==== Data for this task

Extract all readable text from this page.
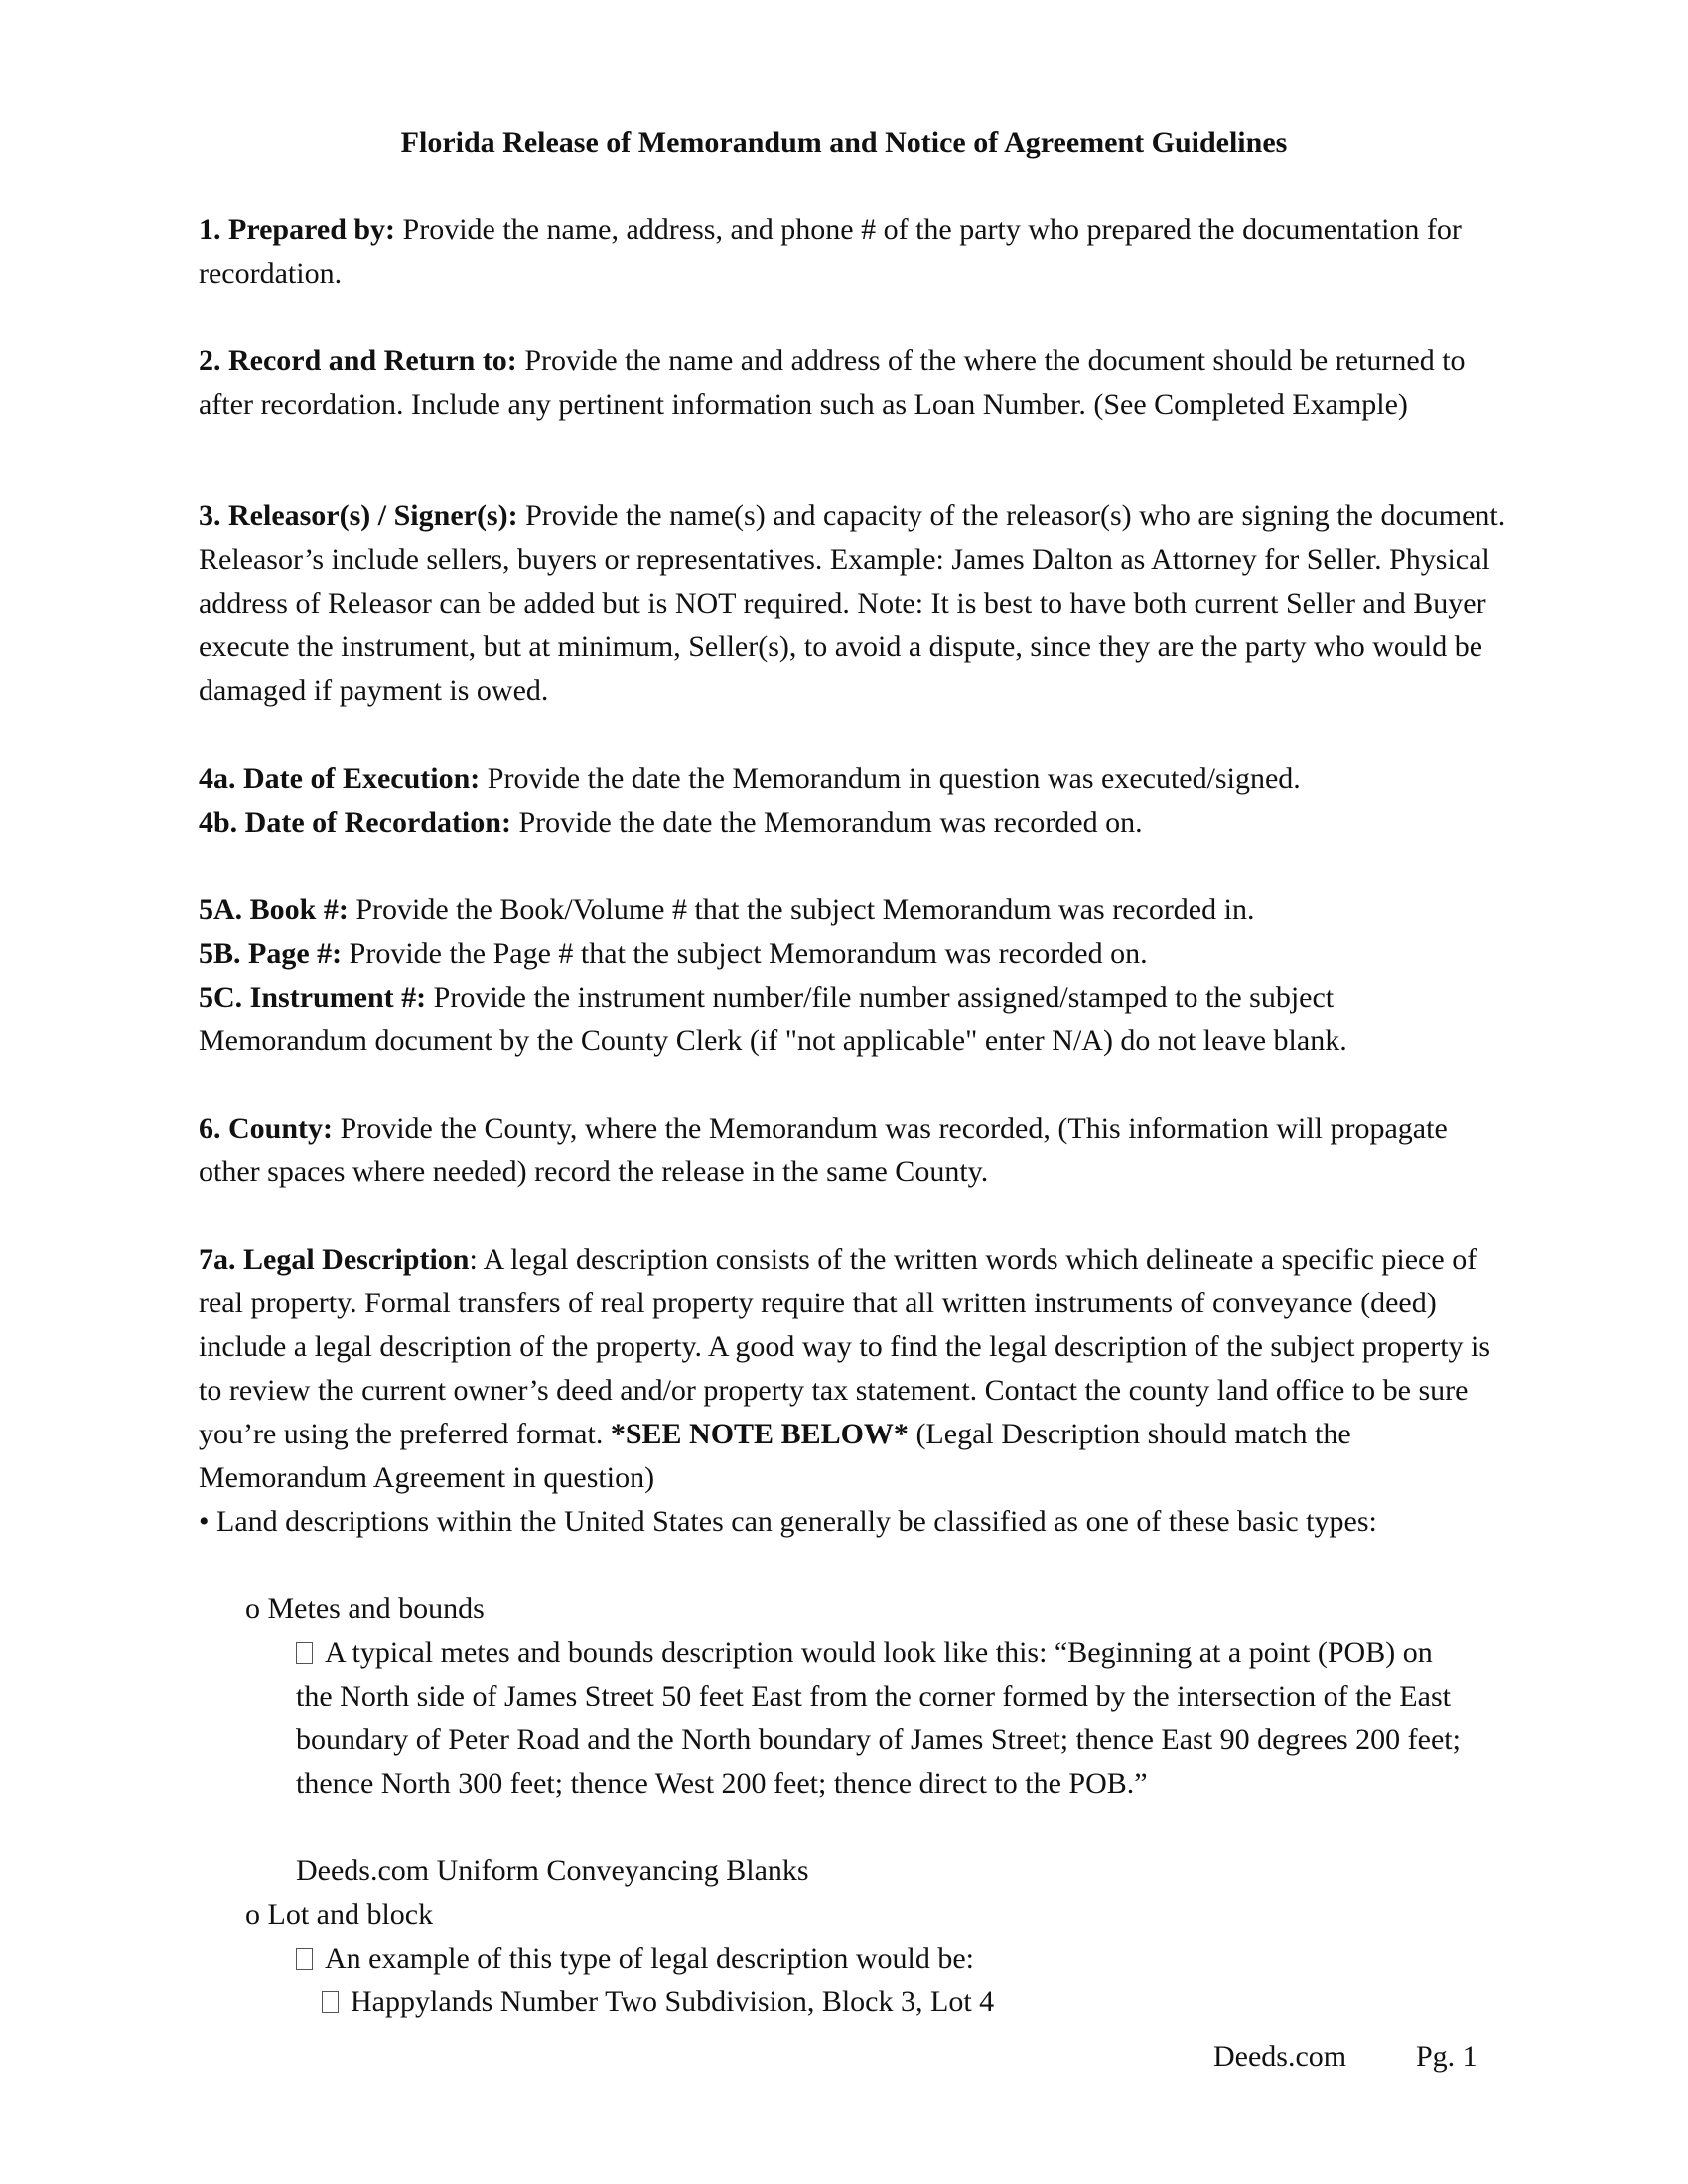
Florida Release of Memorandum and Notice of Agreement Guidelines

1. Prepared by: Provide the name, address, and phone # of the party who prepared the documentation for recordation.

2. Record and Return to: Provide the name and address of the where the document should be returned to after recordation. Include any pertinent information such as Loan Number. (See Completed Example)

3. Releasor(s) / Signer(s): Provide the name(s) and capacity of the releasor(s) who are signing the document. Releasor’s include sellers, buyers or representatives. Example: James Dalton as Attorney for Seller. Physical address of Releasor can be added but is NOT required. Note: It is best to have both current Seller and Buyer execute the instrument, but at minimum, Seller(s), to avoid a dispute, since they are the party who would be damaged if payment is owed.

4a. Date of Execution: Provide the date the Memorandum in question was executed/signed.

4b. Date of Recordation: Provide the date the Memorandum was recorded on.

5A. Book #: Provide the Book/Volume # that the subject Memorandum was recorded in.

5B. Page #: Provide the Page # that the subject Memorandum was recorded on.

5C. Instrument #: Provide the instrument number/file number assigned/stamped to the subject Memorandum document by the County Clerk (if "not applicable" enter N/A) do not leave blank.

6. County: Provide the County, where the Memorandum was recorded, (This information will propagate other spaces where needed) record the release in the same County.

7a. Legal Description: A legal description consists of the written words which delineate a specific piece of real property. Formal transfers of real property require that all written instruments of conveyance (deed) include a legal description of the property. A good way to find the legal description of the subject property is to review the current owner’s deed and/or property tax statement. Contact the county land office to be sure you’re using the preferred format. *SEE NOTE BELOW* (Legal Description should match the Memorandum Agreement in question)

• Land descriptions within the United States can generally be classified as one of these basic types:

o Metes and bounds

A typical metes and bounds description would look like this: “Beginning at a point (POB) on the North side of James Street 50 feet East from the corner formed by the intersection of the East boundary of Peter Road and the North boundary of James Street; thence East 90 degrees 200 feet; thence North 300 feet; thence West 200 feet; thence direct to the POB.”

Deeds.com Uniform Conveyancing Blanks

o Lot and block

An example of this type of legal description would be:

Happylands Number Two Subdivision, Block 3, Lot 4

Deeds.com Pg. 1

========

__Request__.
Tally the lines of the records holding the word "Date", then give only the resulting number.

__Answer to this problem__.
2